Only a number is wanted: how many lines in these records contain the word "scale"?
+--
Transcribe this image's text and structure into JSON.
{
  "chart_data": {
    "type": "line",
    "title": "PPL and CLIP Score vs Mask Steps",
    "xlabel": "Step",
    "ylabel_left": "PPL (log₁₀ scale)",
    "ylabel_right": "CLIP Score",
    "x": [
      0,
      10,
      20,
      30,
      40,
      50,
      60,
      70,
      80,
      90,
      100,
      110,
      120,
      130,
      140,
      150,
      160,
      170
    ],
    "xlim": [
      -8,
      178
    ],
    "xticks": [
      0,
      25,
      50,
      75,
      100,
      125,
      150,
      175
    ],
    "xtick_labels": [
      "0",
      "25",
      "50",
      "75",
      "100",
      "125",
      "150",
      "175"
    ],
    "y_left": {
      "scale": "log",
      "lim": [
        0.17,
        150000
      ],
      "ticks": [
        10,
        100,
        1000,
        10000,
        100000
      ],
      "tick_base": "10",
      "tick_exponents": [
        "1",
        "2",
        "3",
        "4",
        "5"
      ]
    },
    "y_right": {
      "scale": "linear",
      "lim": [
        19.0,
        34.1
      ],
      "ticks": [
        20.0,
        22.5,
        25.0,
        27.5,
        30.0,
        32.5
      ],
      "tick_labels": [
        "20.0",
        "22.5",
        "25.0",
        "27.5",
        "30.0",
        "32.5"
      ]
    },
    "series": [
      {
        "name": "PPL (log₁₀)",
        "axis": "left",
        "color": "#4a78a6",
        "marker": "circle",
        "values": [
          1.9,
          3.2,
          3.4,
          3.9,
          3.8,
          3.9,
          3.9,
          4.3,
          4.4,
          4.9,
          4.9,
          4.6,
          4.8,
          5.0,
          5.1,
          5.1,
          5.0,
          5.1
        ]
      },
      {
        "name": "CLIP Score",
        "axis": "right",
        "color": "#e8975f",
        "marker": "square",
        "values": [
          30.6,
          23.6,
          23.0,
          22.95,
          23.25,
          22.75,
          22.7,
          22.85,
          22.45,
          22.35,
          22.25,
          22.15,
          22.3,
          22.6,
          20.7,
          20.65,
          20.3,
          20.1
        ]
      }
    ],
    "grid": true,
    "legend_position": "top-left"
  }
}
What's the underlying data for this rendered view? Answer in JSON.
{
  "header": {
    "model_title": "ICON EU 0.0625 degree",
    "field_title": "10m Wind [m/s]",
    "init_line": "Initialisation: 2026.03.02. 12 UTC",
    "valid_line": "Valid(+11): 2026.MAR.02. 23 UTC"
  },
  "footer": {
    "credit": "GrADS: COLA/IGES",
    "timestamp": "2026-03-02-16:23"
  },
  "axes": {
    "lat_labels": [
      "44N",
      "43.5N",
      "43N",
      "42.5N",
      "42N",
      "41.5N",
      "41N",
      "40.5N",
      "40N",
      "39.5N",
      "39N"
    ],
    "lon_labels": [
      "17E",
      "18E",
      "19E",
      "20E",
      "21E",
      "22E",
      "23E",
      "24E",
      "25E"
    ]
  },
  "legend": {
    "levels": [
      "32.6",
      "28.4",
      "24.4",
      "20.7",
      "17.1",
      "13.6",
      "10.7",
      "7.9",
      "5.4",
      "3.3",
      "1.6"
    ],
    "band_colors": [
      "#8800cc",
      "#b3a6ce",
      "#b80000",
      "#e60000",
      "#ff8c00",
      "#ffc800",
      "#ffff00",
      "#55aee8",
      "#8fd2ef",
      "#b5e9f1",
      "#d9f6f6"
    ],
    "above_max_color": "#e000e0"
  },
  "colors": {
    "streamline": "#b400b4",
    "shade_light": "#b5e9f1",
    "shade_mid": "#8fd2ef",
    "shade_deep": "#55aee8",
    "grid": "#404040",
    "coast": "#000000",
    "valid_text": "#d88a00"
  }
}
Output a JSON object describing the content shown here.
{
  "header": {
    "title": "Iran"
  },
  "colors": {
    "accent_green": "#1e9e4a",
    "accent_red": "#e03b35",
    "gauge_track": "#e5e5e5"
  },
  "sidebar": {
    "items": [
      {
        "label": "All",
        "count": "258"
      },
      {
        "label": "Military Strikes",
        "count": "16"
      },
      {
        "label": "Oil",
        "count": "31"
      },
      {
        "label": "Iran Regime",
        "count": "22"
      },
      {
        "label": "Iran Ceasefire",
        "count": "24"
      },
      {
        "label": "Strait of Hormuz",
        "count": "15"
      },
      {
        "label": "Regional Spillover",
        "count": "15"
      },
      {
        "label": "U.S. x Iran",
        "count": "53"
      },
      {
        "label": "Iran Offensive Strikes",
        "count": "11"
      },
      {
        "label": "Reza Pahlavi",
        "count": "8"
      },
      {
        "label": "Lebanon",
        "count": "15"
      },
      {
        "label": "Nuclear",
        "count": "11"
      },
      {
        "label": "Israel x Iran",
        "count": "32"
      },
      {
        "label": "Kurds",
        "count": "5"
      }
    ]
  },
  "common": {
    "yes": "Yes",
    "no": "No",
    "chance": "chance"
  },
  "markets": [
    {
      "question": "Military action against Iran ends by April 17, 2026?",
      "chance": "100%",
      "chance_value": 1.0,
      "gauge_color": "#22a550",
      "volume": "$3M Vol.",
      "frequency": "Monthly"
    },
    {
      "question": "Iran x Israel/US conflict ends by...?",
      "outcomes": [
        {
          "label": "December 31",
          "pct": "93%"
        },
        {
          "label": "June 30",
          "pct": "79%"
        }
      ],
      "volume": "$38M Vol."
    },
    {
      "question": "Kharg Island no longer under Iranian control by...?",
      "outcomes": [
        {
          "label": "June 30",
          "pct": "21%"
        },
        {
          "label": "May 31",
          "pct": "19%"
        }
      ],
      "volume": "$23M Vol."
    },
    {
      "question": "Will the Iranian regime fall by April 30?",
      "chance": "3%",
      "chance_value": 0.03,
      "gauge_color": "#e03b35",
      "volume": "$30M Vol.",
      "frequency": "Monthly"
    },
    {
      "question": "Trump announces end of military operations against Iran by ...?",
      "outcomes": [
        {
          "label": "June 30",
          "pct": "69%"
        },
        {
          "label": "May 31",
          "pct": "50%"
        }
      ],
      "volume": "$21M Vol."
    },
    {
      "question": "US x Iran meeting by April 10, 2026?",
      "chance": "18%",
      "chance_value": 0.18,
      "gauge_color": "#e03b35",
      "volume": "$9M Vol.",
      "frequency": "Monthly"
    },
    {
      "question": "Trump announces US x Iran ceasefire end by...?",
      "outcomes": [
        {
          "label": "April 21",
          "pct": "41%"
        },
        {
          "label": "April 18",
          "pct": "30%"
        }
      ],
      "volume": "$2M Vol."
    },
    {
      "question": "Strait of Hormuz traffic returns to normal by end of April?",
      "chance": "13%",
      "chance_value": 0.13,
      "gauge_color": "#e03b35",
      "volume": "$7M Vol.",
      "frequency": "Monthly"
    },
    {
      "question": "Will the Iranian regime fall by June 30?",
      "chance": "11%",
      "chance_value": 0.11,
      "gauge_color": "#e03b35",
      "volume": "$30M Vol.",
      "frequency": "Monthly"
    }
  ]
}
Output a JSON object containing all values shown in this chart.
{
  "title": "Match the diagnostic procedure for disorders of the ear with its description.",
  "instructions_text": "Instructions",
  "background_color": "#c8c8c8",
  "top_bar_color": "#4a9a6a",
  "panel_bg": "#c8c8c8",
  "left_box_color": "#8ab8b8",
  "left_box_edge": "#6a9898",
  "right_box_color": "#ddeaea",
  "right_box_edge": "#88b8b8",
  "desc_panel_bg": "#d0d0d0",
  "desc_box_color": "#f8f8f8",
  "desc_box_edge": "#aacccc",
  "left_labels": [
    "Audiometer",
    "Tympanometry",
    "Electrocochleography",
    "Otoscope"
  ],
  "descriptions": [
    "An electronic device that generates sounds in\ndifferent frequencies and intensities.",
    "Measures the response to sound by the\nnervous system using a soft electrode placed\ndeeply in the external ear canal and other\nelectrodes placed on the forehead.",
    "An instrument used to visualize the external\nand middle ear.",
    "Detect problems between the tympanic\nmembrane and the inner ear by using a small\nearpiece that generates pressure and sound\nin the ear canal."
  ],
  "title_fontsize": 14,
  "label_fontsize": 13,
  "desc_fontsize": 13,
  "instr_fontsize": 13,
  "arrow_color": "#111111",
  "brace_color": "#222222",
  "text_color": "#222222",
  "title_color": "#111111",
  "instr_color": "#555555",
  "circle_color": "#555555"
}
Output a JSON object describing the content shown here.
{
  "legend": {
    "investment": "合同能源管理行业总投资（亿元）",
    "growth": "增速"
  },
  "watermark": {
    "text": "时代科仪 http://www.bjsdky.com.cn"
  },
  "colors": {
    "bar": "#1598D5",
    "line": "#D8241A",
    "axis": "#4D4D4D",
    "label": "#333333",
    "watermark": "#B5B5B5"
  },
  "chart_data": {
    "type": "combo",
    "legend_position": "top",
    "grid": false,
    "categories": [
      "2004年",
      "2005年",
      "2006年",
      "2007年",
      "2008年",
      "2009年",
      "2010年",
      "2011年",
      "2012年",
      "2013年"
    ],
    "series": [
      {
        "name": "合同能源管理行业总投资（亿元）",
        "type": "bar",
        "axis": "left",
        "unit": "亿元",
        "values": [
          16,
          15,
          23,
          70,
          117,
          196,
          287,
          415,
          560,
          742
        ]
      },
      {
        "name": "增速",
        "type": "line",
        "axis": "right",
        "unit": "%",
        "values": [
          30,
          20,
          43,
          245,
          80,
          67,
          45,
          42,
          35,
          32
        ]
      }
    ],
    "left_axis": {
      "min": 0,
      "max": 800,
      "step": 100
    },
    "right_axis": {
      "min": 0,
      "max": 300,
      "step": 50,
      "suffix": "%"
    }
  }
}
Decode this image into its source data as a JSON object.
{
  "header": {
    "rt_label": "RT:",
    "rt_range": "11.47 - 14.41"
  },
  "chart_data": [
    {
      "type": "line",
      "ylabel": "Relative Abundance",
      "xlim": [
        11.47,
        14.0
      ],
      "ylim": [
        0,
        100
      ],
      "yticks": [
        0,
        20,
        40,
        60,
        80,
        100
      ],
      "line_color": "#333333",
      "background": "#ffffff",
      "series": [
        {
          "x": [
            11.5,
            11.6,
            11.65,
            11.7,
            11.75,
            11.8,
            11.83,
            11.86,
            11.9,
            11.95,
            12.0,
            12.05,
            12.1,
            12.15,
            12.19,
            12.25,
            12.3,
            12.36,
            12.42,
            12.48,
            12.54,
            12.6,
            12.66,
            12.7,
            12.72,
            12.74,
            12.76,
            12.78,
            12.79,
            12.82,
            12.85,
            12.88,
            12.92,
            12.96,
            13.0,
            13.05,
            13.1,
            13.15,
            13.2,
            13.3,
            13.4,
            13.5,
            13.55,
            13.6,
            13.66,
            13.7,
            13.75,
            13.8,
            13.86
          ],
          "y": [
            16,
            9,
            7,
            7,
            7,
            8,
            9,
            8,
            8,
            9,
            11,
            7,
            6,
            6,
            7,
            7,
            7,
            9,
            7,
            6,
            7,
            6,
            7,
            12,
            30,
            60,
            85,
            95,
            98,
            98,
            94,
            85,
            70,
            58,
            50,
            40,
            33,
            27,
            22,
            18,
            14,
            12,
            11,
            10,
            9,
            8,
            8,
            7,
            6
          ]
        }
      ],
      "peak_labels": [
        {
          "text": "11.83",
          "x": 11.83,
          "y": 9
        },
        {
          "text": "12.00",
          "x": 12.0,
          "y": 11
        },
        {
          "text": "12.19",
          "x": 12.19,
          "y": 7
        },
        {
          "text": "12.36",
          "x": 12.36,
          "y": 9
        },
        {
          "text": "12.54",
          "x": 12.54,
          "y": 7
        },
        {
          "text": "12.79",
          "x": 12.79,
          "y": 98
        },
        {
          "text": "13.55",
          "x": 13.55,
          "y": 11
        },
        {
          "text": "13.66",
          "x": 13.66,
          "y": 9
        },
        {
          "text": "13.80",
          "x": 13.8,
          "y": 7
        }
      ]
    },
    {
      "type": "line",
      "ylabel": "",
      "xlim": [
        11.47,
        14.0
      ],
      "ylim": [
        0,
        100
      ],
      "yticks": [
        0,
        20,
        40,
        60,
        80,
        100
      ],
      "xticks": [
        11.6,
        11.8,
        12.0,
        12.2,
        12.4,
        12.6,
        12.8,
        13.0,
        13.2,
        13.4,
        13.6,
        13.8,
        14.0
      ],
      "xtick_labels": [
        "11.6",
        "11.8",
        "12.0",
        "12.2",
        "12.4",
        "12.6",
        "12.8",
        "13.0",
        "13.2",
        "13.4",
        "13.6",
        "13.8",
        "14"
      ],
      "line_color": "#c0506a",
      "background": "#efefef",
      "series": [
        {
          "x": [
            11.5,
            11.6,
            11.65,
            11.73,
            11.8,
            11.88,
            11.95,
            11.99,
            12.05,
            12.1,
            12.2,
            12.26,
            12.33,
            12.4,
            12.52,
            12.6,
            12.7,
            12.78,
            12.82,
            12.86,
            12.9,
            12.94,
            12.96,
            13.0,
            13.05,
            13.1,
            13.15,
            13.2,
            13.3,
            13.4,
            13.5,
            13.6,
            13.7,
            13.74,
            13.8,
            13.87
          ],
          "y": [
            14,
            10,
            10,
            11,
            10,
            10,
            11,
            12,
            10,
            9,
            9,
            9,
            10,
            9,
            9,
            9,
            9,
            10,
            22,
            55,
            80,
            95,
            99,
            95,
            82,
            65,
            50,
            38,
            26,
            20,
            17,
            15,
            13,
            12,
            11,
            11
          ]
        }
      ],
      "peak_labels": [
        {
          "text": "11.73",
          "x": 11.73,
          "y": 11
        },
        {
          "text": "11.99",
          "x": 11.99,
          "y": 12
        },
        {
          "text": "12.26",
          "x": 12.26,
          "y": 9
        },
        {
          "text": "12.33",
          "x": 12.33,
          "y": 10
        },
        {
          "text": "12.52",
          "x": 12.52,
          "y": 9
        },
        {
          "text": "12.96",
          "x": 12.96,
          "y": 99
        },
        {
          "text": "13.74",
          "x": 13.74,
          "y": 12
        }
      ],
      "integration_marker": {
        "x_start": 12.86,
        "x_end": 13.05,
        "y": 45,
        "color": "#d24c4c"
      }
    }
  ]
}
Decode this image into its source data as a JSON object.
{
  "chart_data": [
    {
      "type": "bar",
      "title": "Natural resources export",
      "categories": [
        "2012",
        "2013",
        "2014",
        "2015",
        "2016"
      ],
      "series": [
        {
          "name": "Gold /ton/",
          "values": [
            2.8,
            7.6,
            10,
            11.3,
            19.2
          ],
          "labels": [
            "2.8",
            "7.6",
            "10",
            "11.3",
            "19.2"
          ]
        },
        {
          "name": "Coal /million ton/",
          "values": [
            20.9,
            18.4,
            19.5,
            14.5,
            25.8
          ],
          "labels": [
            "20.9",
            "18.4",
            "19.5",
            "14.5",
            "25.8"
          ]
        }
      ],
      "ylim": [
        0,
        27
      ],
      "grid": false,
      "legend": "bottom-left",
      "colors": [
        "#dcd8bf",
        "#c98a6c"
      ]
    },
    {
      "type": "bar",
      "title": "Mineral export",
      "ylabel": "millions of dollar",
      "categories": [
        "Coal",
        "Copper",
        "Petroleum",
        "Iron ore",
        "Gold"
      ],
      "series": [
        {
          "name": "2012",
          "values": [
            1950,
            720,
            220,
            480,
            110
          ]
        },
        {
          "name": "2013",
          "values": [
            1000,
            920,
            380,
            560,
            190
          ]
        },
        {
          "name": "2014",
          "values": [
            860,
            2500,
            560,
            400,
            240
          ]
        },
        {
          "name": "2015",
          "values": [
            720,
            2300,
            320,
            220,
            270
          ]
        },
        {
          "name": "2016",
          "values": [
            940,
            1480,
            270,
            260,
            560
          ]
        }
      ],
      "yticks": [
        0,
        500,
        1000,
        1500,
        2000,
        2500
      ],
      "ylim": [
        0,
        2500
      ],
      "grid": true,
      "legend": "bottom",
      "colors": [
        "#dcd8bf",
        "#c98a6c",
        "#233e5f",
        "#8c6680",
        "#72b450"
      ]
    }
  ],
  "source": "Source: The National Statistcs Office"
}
+--
Final result. 3